> **Written instruction**
Identify each line below containing the string "video" and copy it.

Records excerpted from a collection:
>>

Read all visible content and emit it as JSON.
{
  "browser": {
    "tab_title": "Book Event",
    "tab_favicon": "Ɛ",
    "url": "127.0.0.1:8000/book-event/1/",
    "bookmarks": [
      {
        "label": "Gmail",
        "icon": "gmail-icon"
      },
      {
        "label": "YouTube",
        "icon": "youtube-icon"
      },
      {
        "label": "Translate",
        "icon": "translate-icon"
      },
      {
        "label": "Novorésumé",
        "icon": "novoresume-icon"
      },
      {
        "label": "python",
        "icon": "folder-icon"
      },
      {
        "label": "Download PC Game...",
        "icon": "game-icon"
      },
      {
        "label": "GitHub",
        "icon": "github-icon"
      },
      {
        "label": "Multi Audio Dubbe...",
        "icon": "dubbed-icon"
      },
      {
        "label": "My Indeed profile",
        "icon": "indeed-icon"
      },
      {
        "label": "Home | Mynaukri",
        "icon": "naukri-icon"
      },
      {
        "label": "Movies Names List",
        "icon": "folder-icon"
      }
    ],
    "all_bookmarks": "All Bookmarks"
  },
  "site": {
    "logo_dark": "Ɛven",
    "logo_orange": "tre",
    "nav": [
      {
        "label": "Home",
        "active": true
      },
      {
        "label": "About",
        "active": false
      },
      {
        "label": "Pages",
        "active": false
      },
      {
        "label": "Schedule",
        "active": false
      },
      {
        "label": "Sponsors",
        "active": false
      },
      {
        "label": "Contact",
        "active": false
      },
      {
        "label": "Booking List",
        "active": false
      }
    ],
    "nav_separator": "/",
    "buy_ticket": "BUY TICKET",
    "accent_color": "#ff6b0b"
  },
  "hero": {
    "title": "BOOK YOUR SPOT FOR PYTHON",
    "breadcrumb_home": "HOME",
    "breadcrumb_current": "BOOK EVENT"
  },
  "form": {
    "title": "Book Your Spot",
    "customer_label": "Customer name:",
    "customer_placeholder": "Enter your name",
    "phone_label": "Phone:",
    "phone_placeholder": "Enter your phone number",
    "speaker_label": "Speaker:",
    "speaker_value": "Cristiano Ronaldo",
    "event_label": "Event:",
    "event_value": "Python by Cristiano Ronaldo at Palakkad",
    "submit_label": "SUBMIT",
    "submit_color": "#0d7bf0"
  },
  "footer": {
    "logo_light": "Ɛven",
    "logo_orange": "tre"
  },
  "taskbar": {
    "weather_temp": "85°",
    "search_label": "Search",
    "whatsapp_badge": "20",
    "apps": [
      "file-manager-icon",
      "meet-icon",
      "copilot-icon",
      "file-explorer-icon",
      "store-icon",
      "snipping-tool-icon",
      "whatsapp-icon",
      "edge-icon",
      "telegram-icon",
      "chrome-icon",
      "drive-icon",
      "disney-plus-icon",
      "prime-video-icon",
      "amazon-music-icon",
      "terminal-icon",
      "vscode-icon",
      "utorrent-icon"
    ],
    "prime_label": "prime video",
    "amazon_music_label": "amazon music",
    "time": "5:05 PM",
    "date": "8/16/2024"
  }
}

<<

> **Result**
      "prime-video-icon",
    "prime_label": "prime video",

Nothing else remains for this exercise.